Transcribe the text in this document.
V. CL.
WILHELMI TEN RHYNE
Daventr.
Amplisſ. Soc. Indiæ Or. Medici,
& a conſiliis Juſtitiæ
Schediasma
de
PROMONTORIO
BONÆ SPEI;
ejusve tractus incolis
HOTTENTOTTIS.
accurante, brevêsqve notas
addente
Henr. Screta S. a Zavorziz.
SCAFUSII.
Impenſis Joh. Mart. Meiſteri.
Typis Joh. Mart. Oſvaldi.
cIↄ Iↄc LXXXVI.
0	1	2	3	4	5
----
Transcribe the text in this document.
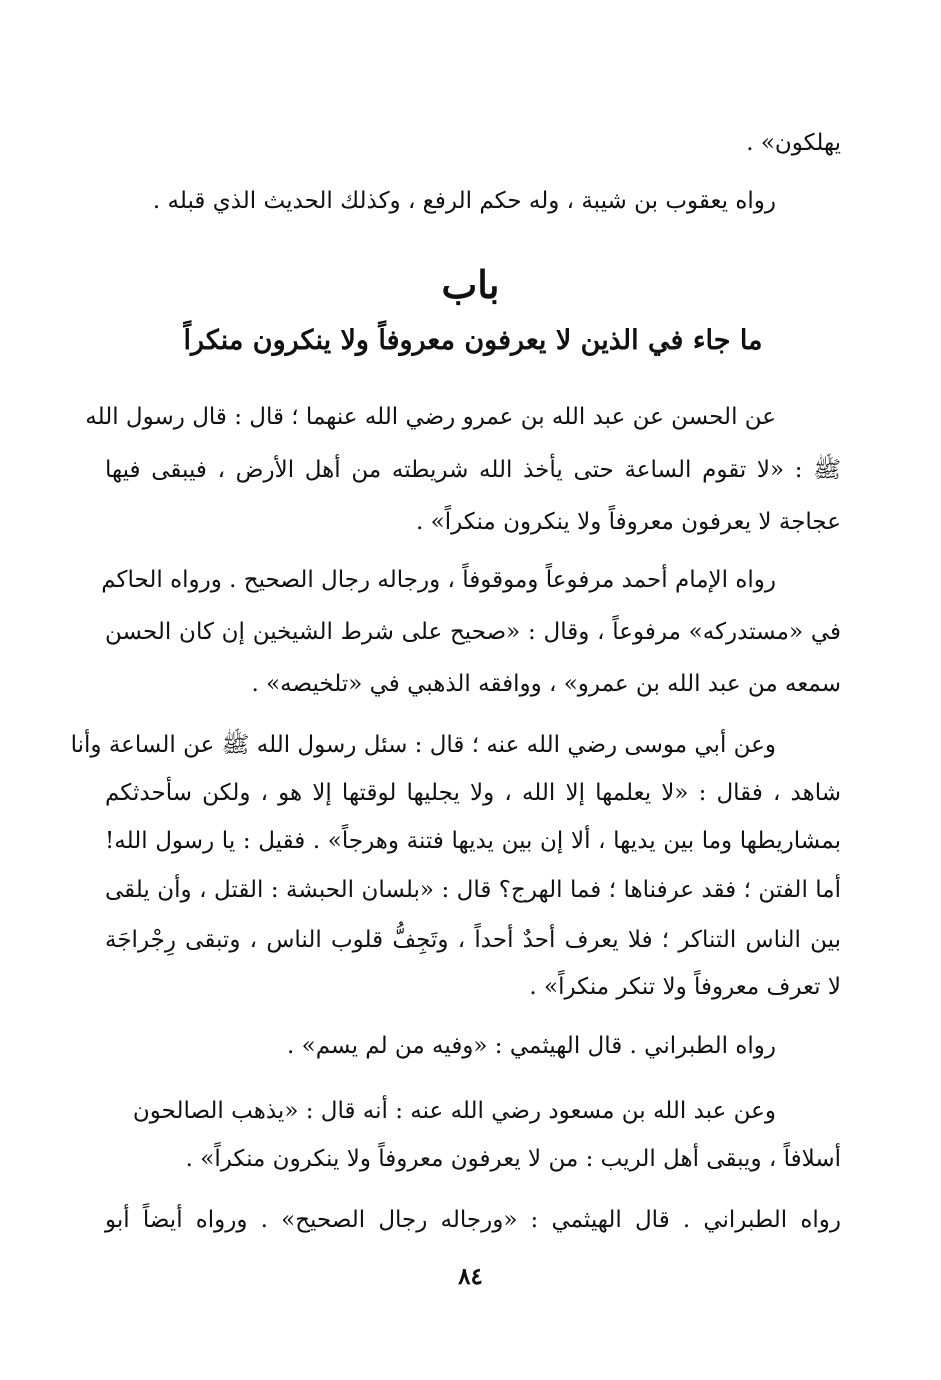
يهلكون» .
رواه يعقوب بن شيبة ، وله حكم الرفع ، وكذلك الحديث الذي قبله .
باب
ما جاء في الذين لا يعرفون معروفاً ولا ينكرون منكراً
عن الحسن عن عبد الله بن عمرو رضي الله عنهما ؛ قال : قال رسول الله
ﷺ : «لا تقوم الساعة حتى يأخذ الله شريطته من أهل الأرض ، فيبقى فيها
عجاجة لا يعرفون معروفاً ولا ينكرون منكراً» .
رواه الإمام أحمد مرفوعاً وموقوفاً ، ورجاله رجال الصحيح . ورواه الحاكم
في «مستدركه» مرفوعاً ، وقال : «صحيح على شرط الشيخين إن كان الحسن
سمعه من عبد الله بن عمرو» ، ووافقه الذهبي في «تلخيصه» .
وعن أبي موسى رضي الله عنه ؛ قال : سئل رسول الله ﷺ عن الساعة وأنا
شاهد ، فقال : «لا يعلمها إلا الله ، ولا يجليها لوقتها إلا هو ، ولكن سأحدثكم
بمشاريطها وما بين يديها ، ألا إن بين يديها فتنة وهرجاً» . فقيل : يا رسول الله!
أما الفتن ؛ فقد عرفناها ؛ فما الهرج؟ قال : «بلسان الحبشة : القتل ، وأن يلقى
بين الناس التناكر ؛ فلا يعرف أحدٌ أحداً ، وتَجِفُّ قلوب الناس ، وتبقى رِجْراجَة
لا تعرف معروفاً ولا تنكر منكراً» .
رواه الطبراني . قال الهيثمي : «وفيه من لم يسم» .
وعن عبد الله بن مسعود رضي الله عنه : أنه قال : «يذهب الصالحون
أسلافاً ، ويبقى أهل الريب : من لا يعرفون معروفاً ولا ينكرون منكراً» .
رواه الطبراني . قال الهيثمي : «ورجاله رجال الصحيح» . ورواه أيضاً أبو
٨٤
----
(What the exercise asks)
Supply the count of lines in the entries that contain the word "رواه", and nothing besides.

(Answer to this exercise)
4